> **Records in a dataset**
________

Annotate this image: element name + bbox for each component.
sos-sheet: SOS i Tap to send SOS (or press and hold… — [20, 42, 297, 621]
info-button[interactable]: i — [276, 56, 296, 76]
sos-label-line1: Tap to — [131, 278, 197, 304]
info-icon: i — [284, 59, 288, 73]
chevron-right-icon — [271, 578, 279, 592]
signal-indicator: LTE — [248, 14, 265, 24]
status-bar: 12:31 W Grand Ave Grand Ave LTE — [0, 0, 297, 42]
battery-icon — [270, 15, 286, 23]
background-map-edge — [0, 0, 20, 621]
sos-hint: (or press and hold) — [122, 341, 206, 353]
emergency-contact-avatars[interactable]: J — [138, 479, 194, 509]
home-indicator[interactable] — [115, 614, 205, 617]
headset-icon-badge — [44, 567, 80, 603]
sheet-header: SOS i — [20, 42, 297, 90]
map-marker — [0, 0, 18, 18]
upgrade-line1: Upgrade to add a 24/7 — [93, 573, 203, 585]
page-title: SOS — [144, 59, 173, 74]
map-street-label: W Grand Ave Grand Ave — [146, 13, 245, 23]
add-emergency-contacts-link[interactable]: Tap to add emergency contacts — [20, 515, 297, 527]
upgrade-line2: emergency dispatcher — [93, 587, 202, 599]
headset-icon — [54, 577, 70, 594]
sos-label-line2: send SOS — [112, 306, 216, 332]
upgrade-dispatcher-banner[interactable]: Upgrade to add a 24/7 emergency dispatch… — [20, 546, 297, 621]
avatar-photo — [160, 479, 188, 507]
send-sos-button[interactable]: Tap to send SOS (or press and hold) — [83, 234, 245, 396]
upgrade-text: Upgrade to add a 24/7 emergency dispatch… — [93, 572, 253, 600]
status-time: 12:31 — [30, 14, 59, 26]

________

> **Exercise task**
Rewrite the rows above with each "Grand Ave" changed to "Main St", keeping everything else the same.

> **Solution below**
Annotate this image: element name + bbox for each component.
sos-sheet: SOS i Tap to send SOS (or press and hold… — [20, 42, 297, 621]
info-button[interactable]: i — [276, 56, 296, 76]
sos-label-line1: Tap to — [131, 278, 197, 304]
info-icon: i — [284, 59, 288, 73]
chevron-right-icon — [271, 578, 279, 592]
signal-indicator: LTE — [248, 14, 265, 24]
status-bar: 12:31 W Main St Main St LTE — [0, 0, 297, 42]
battery-icon — [270, 15, 286, 23]
background-map-edge — [0, 0, 20, 621]
sos-hint: (or press and hold) — [122, 341, 206, 353]
emergency-contact-avatars[interactable]: J — [138, 479, 194, 509]
home-indicator[interactable] — [115, 614, 205, 617]
headset-icon-badge — [44, 567, 80, 603]
sheet-header: SOS i — [20, 42, 297, 90]
map-marker — [0, 0, 18, 18]
upgrade-line1: Upgrade to add a 24/7 — [93, 573, 203, 585]
page-title: SOS — [144, 59, 173, 74]
map-street-label: W Main St Main St — [146, 13, 245, 23]
add-emergency-contacts-link[interactable]: Tap to add emergency contacts — [20, 515, 297, 527]
upgrade-line2: emergency dispatcher — [93, 587, 202, 599]
headset-icon — [54, 577, 70, 594]
sos-label-line2: send SOS — [112, 306, 216, 332]
upgrade-dispatcher-banner[interactable]: Upgrade to add a 24/7 emergency dispatch… — [20, 546, 297, 621]
avatar-photo — [160, 479, 188, 507]
send-sos-button[interactable]: Tap to send SOS (or press and hold) — [83, 234, 245, 396]
upgrade-text: Upgrade to add a 24/7 emergency dispatch… — [93, 572, 253, 600]
status-time: 12:31 — [30, 14, 59, 26]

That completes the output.